Request: Each record must be retyped in full. No character may differ.

======== Dataset excerpts ========

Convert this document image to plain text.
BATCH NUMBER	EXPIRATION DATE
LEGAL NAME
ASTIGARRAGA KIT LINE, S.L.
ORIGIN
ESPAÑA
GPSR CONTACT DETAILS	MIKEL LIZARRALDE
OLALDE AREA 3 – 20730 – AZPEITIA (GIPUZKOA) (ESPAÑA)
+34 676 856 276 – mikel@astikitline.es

========

Result:
Convert this document image to plain text.
BATCH NUMBER	EXPIRATION DATE
LEGAL NAME
ASTIGARRAGA KIT LINE, S.L.
ORIGIN
ESPAÑA
GPSR CONTACT DETAILS	MIKEL LIZARRALDE
OLALDE AREA 3 – 20730 – AZPEITIA (GIPUZKOA) (ESPAÑA)
+34 676 856 276 – mikel@astikitline.es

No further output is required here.